PROBLEM REQUIREMENTS:
Reproduce all of the data below without alteration; exclude every picture.

DATA RECORDS:
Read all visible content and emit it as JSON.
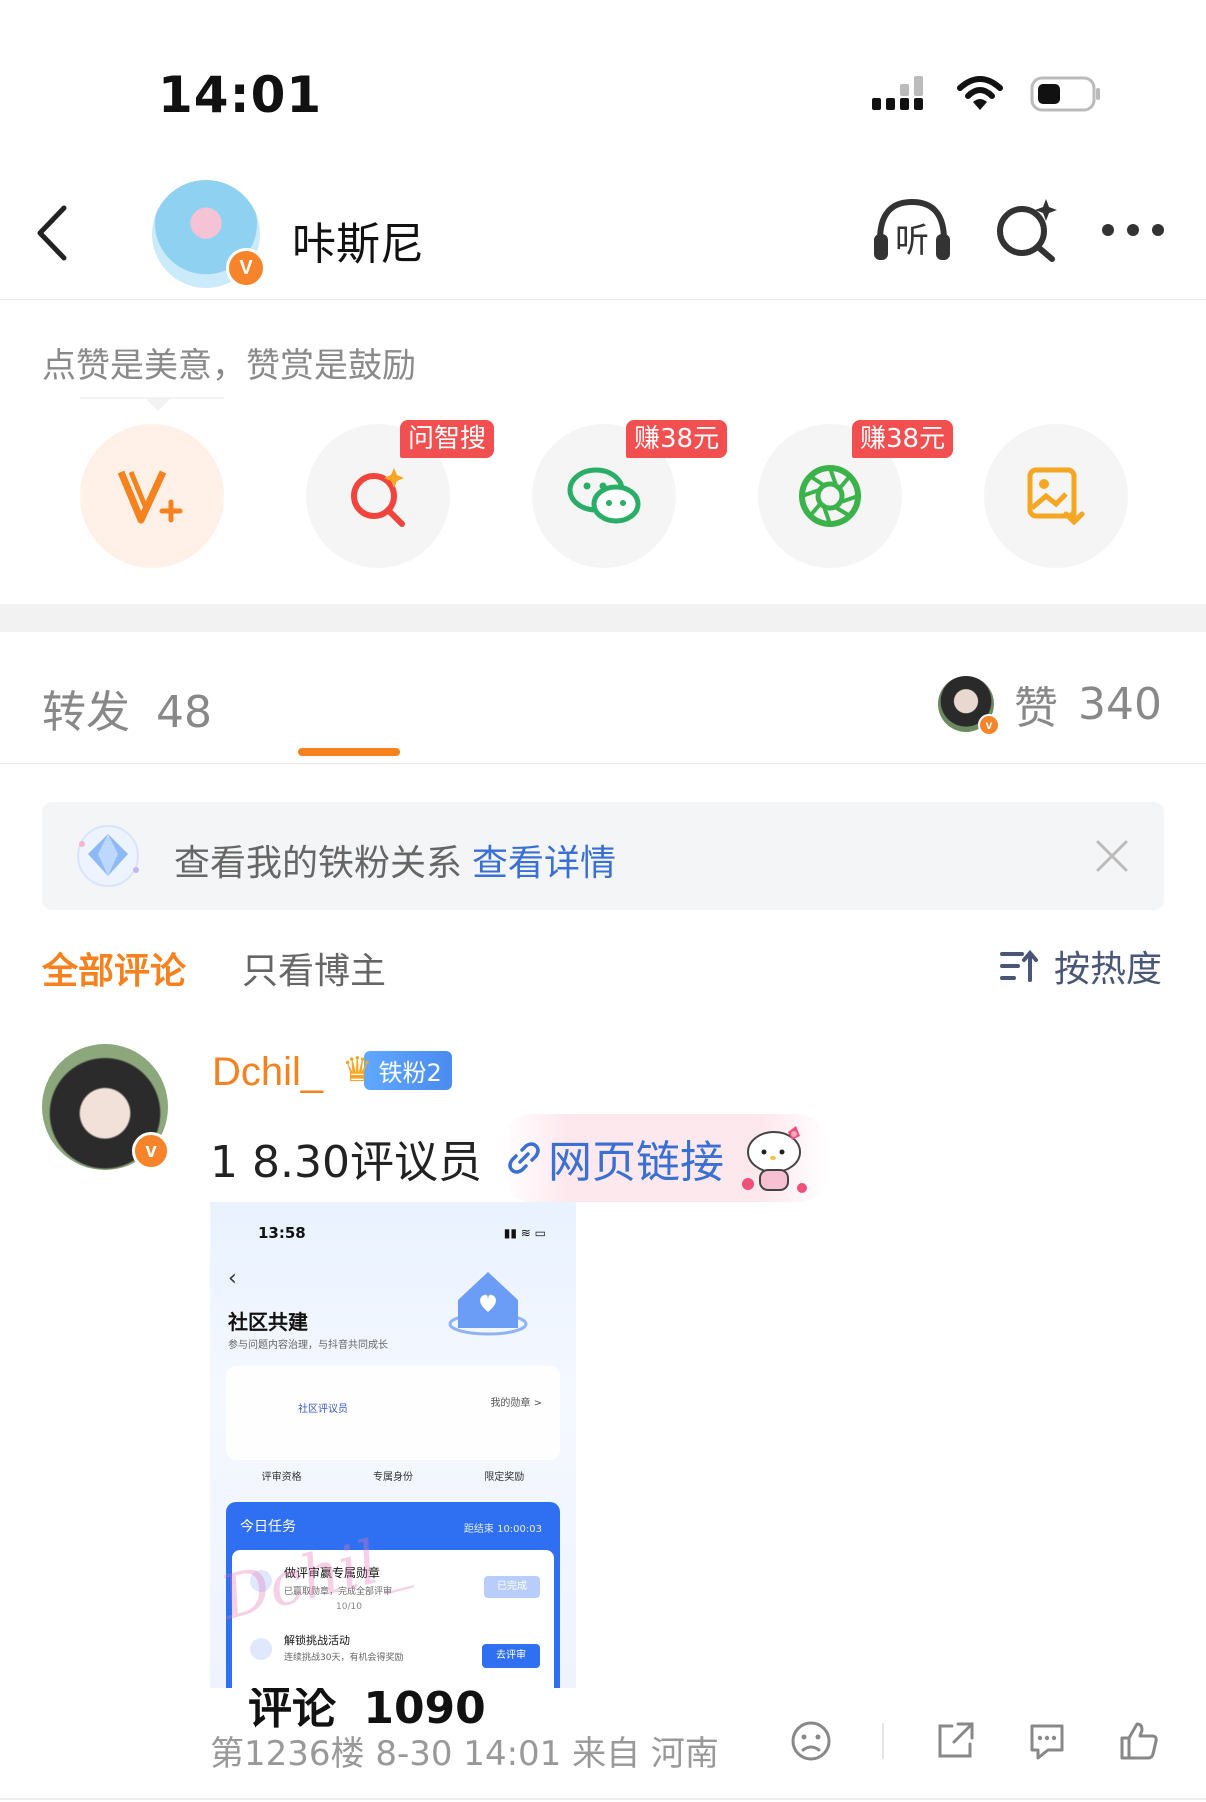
{
  "status_bar": {
    "time": "14:01"
  },
  "header": {
    "username": "咔斯尼",
    "verified_badge": "V"
  },
  "reward": {
    "tip": "点赞是美意，赞赏是鼓励",
    "actions": [
      {
        "icon": "v-plus-icon",
        "tag": ""
      },
      {
        "icon": "search-ai-icon",
        "tag": "问智搜"
      },
      {
        "icon": "wechat-icon",
        "tag": "赚38元"
      },
      {
        "icon": "moments-icon",
        "tag": "赚38元"
      },
      {
        "icon": "save-image-icon",
        "tag": ""
      }
    ]
  },
  "tabs": {
    "repost_label": "转发",
    "repost_count": "48",
    "comment_label": "评论",
    "comment_count": "1090",
    "like_label": "赞",
    "like_count": "340"
  },
  "fan_banner": {
    "text": "查看我的铁粉关系",
    "link": "查看详情"
  },
  "filter": {
    "all": "全部评论",
    "host_only": "只看博主",
    "sort": "按热度"
  },
  "comment": {
    "author": "Dchil_",
    "fan_level": "铁粉2",
    "text": "1 8.30评议员",
    "link_label": "网页链接",
    "image": {
      "time": "13:58",
      "title": "社区共建",
      "subtitle": "参与问题内容治理，与抖音共同成长",
      "role": "社区评议员",
      "my_medal": "我的勋章 >",
      "perks": [
        "评审资格",
        "专属身份",
        "限定奖励"
      ],
      "today_tasks": "今日任务",
      "countdown": "距结束 10:00:03",
      "task1_title": "做评审赢专属勋章",
      "task1_desc": "已赢取勋章，完成全部评审",
      "task1_progress": "10/10",
      "task1_button": "已完成",
      "task2_title": "解锁挑战活动",
      "task2_desc": "连续挑战30天，有机会得奖励",
      "task2_button": "去评审",
      "watermark": "Dchil_"
    },
    "meta": "第1236楼 8-30 14:01 来自 河南"
  },
  "colors": {
    "accent": "#f6821f",
    "link": "#3a6fd4",
    "badge": "#f25050"
  }
}
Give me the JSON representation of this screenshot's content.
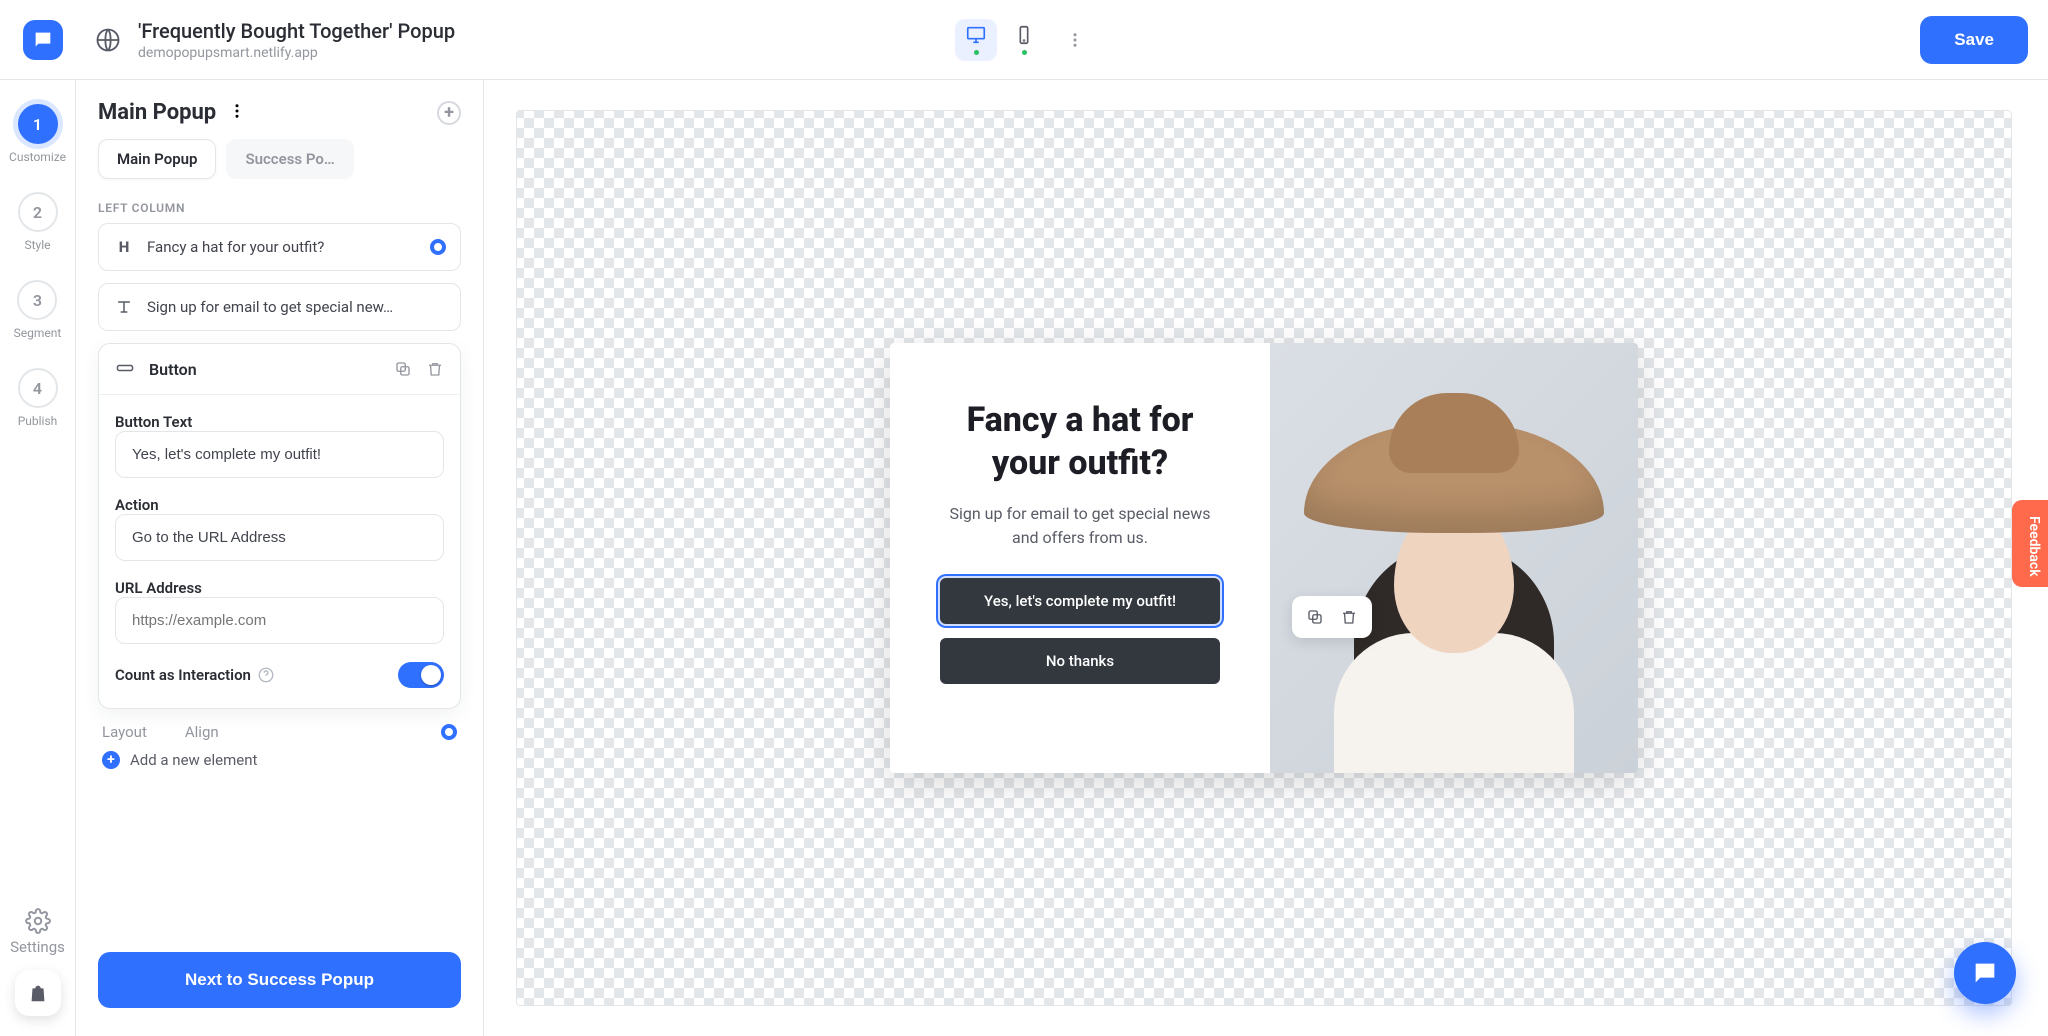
{
  "header": {
    "title": "'Frequently Bought Together' Popup",
    "subtitle": "demopopupsmart.netlify.app",
    "save_label": "Save"
  },
  "rail": {
    "steps": [
      {
        "num": "1",
        "label": "Customize"
      },
      {
        "num": "2",
        "label": "Style"
      },
      {
        "num": "3",
        "label": "Segment"
      },
      {
        "num": "4",
        "label": "Publish"
      }
    ],
    "settings_label": "Settings"
  },
  "panel": {
    "title": "Main Popup",
    "tabs": [
      {
        "label": "Main Popup",
        "active": true
      },
      {
        "label": "Success Po…",
        "active": false
      }
    ],
    "column_label": "LEFT COLUMN",
    "elements": {
      "heading": "Fancy a hat for your outfit?",
      "text": "Sign up for email to get special new…"
    },
    "button_card": {
      "title": "Button",
      "button_text_label": "Button Text",
      "button_text_value": "Yes, let's complete my outfit!",
      "action_label": "Action",
      "action_value": "Go to the URL Address",
      "url_label": "URL Address",
      "url_placeholder": "https://example.com",
      "url_value": "",
      "count_label": "Count as Interaction"
    },
    "section_tabs": {
      "layout": "Layout",
      "align": "Align"
    },
    "add_element_label": "Add a new element",
    "next_label": "Next to Success Popup"
  },
  "popup": {
    "headline": "Fancy a hat for your outfit?",
    "body": "Sign up for email to get special news and offers from us.",
    "cta_primary": "Yes, let's complete my outfit!",
    "cta_secondary": "No thanks"
  },
  "feedback_label": "Feedback"
}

ANSWER FOR THIS EXERCISE:
Read all visible content and emit it as JSON.
{
  "status_bar": {
    "time": "14:01"
  },
  "header": {
    "username": "咔斯尼",
    "verified_badge": "V"
  },
  "reward": {
    "tip": "点赞是美意，赞赏是鼓励",
    "actions": [
      {
        "icon": "v-plus-icon",
        "tag": ""
      },
      {
        "icon": "search-ai-icon",
        "tag": "问智搜"
      },
      {
        "icon": "wechat-icon",
        "tag": "赚38元"
      },
      {
        "icon": "moments-icon",
        "tag": "赚38元"
      },
      {
        "icon": "save-image-icon",
        "tag": ""
      }
    ]
  },
  "tabs": {
    "repost_label": "转发",
    "repost_count": "48",
    "comment_label": "评论",
    "comment_count": "1090",
    "like_label": "赞",
    "like_count": "340"
  },
  "fan_banner": {
    "text": "查看我的铁粉关系",
    "link": "查看详情"
  },
  "filter": {
    "all": "全部评论",
    "host_only": "只看博主",
    "sort": "按热度"
  },
  "comment": {
    "author": "Dchil_",
    "fan_level": "铁粉2",
    "text": "1 8.30评议员",
    "link_label": "网页链接",
    "image": {
      "time": "13:58",
      "title": "社区共建",
      "subtitle": "参与问题内容治理，与抖音共同成长",
      "role": "社区评议员",
      "my_medal": "我的勋章 >",
      "perks": [
        "评审资格",
        "专属身份",
        "限定奖励"
      ],
      "today_tasks": "今日任务",
      "countdown": "距结束 10:00:03",
      "task1_title": "做评审赢专属勋章",
      "task1_desc": "已赢取勋章，完成全部评审",
      "task1_progress": "10/10",
      "task1_button": "已完成",
      "task2_title": "解锁挑战活动",
      "task2_desc": "连续挑战30天，有机会得奖励",
      "task2_button": "去评审",
      "watermark": "Dchil_"
    },
    "meta": "第1236楼 8-30 14:01 来自 河南"
  },
  "colors": {
    "accent": "#f6821f",
    "link": "#3a6fd4",
    "badge": "#f25050"
  }
}
Give me the JSON representation of this screenshot's content.
{
  "header": {
    "title": "'Frequently Bought Together' Popup",
    "subtitle": "demopopupsmart.netlify.app",
    "save_label": "Save"
  },
  "rail": {
    "steps": [
      {
        "num": "1",
        "label": "Customize"
      },
      {
        "num": "2",
        "label": "Style"
      },
      {
        "num": "3",
        "label": "Segment"
      },
      {
        "num": "4",
        "label": "Publish"
      }
    ],
    "settings_label": "Settings"
  },
  "panel": {
    "title": "Main Popup",
    "tabs": [
      {
        "label": "Main Popup",
        "active": true
      },
      {
        "label": "Success Po…",
        "active": false
      }
    ],
    "column_label": "LEFT COLUMN",
    "elements": {
      "heading": "Fancy a hat for your outfit?",
      "text": "Sign up for email to get special new…"
    },
    "button_card": {
      "title": "Button",
      "button_text_label": "Button Text",
      "button_text_value": "Yes, let's complete my outfit!",
      "action_label": "Action",
      "action_value": "Go to the URL Address",
      "url_label": "URL Address",
      "url_placeholder": "https://example.com",
      "url_value": "",
      "count_label": "Count as Interaction"
    },
    "section_tabs": {
      "layout": "Layout",
      "align": "Align"
    },
    "add_element_label": "Add a new element",
    "next_label": "Next to Success Popup"
  },
  "popup": {
    "headline": "Fancy a hat for your outfit?",
    "body": "Sign up for email to get special news and offers from us.",
    "cta_primary": "Yes, let's complete my outfit!",
    "cta_secondary": "No thanks"
  },
  "feedback_label": "Feedback"
}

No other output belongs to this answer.